# [Task to carry out]
Repeat all the records exactly, omitting pictures.
+ + +
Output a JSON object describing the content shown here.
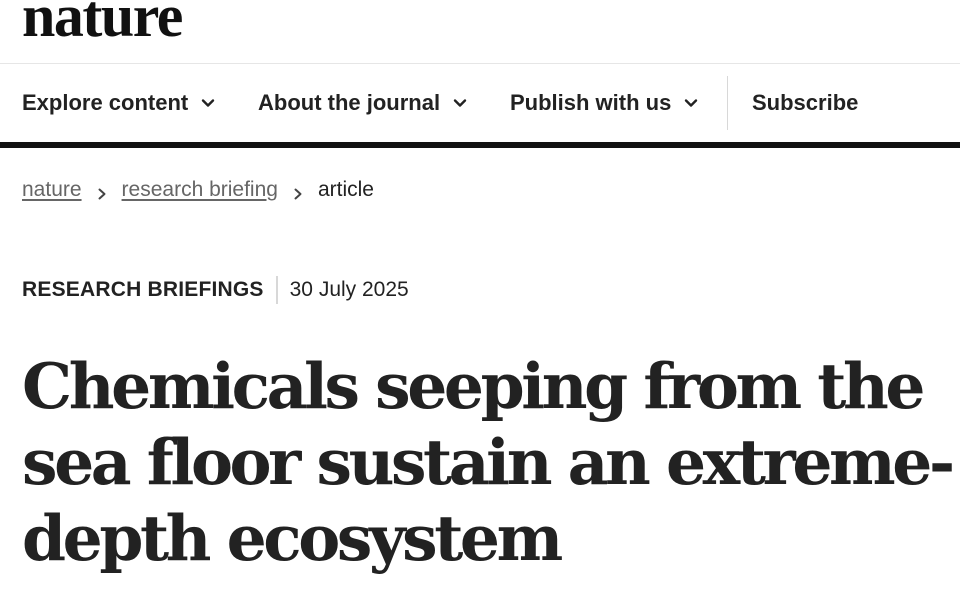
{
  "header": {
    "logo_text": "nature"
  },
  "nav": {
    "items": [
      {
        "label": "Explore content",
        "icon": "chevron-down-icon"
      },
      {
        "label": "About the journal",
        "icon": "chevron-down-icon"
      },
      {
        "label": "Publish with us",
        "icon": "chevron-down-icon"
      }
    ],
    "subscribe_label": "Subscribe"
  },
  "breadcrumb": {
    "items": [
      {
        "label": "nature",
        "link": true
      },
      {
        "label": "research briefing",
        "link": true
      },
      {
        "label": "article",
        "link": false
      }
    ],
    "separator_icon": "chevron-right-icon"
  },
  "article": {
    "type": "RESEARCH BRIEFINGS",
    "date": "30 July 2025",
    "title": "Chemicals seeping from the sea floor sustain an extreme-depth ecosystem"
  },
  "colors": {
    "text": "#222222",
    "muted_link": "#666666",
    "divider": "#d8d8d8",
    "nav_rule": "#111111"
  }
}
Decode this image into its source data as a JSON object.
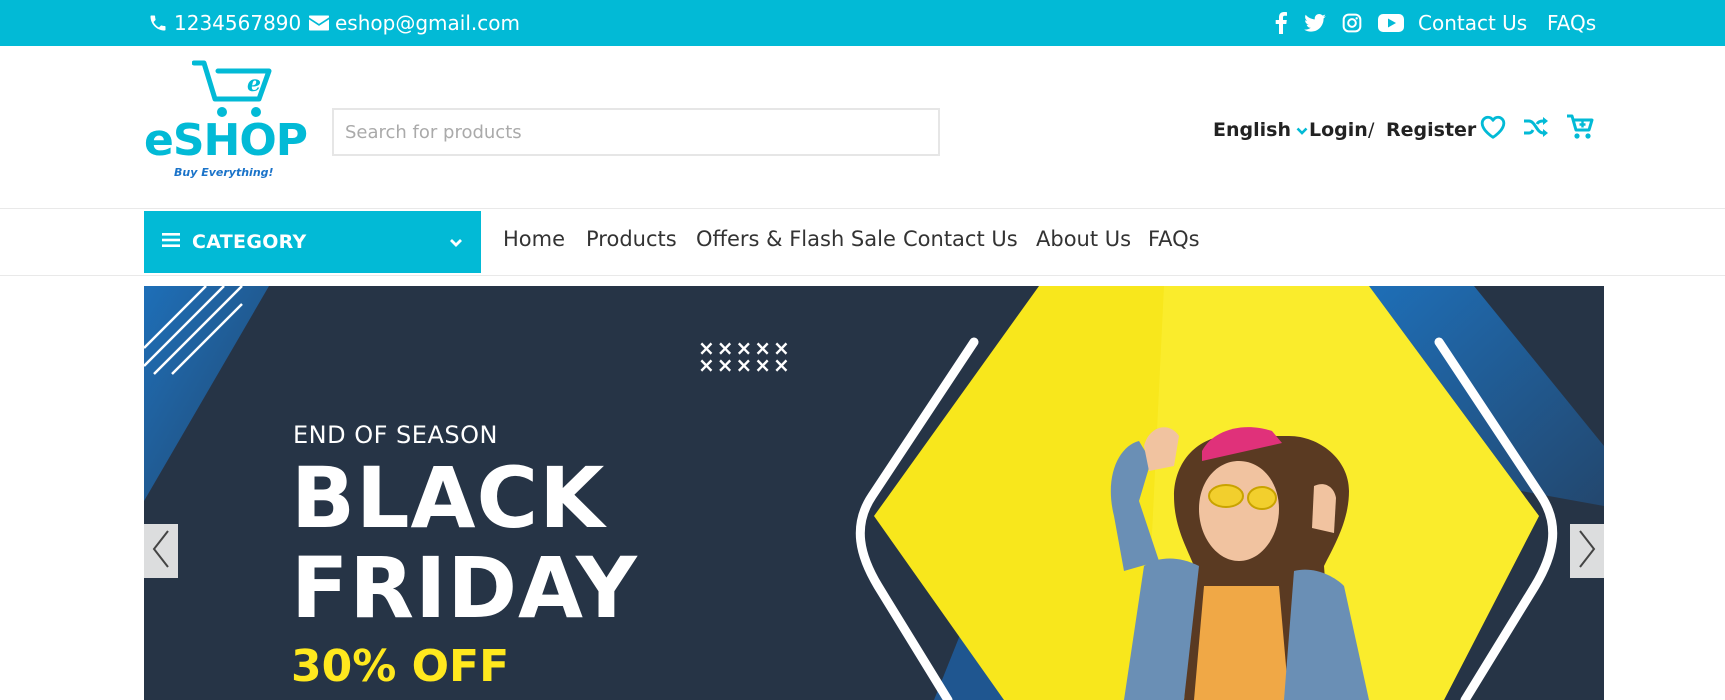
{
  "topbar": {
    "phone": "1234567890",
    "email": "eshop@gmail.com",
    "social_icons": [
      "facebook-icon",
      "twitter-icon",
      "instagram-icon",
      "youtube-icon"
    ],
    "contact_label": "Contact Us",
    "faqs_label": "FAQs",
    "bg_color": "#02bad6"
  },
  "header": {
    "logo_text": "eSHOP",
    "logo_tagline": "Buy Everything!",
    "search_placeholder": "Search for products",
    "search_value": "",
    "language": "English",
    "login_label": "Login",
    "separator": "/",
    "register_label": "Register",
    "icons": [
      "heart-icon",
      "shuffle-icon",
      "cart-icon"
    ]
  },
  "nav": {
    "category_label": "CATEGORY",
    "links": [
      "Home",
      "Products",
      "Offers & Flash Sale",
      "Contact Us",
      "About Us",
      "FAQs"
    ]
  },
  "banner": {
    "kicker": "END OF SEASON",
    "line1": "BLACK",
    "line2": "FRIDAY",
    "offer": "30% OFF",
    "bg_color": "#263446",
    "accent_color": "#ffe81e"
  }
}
+ + +
# [Correct response]
Output a JSON object describing the content shown here.
{
  "header": {
    "logo_text": "nature"
  },
  "nav": {
    "items": [
      {
        "label": "Explore content",
        "icon": "chevron-down-icon"
      },
      {
        "label": "About the journal",
        "icon": "chevron-down-icon"
      },
      {
        "label": "Publish with us",
        "icon": "chevron-down-icon"
      }
    ],
    "subscribe_label": "Subscribe"
  },
  "breadcrumb": {
    "items": [
      {
        "label": "nature",
        "link": true
      },
      {
        "label": "research briefing",
        "link": true
      },
      {
        "label": "article",
        "link": false
      }
    ],
    "separator_icon": "chevron-right-icon"
  },
  "article": {
    "type": "RESEARCH BRIEFINGS",
    "date": "30 July 2025",
    "title": "Chemicals seeping from the sea floor sustain an extreme-depth ecosystem"
  },
  "colors": {
    "text": "#222222",
    "muted_link": "#666666",
    "divider": "#d8d8d8",
    "nav_rule": "#111111"
  }
}
Decode this image into its source data as a JSON object.
{
  "topbar": {
    "phone": "1234567890",
    "email": "eshop@gmail.com",
    "social_icons": [
      "facebook-icon",
      "twitter-icon",
      "instagram-icon",
      "youtube-icon"
    ],
    "contact_label": "Contact Us",
    "faqs_label": "FAQs",
    "bg_color": "#02bad6"
  },
  "header": {
    "logo_text": "eSHOP",
    "logo_tagline": "Buy Everything!",
    "search_placeholder": "Search for products",
    "search_value": "",
    "language": "English",
    "login_label": "Login",
    "separator": "/",
    "register_label": "Register",
    "icons": [
      "heart-icon",
      "shuffle-icon",
      "cart-icon"
    ]
  },
  "nav": {
    "category_label": "CATEGORY",
    "links": [
      "Home",
      "Products",
      "Offers & Flash Sale",
      "Contact Us",
      "About Us",
      "FAQs"
    ]
  },
  "banner": {
    "kicker": "END OF SEASON",
    "line1": "BLACK",
    "line2": "FRIDAY",
    "offer": "30% OFF",
    "bg_color": "#263446",
    "accent_color": "#ffe81e"
  }
}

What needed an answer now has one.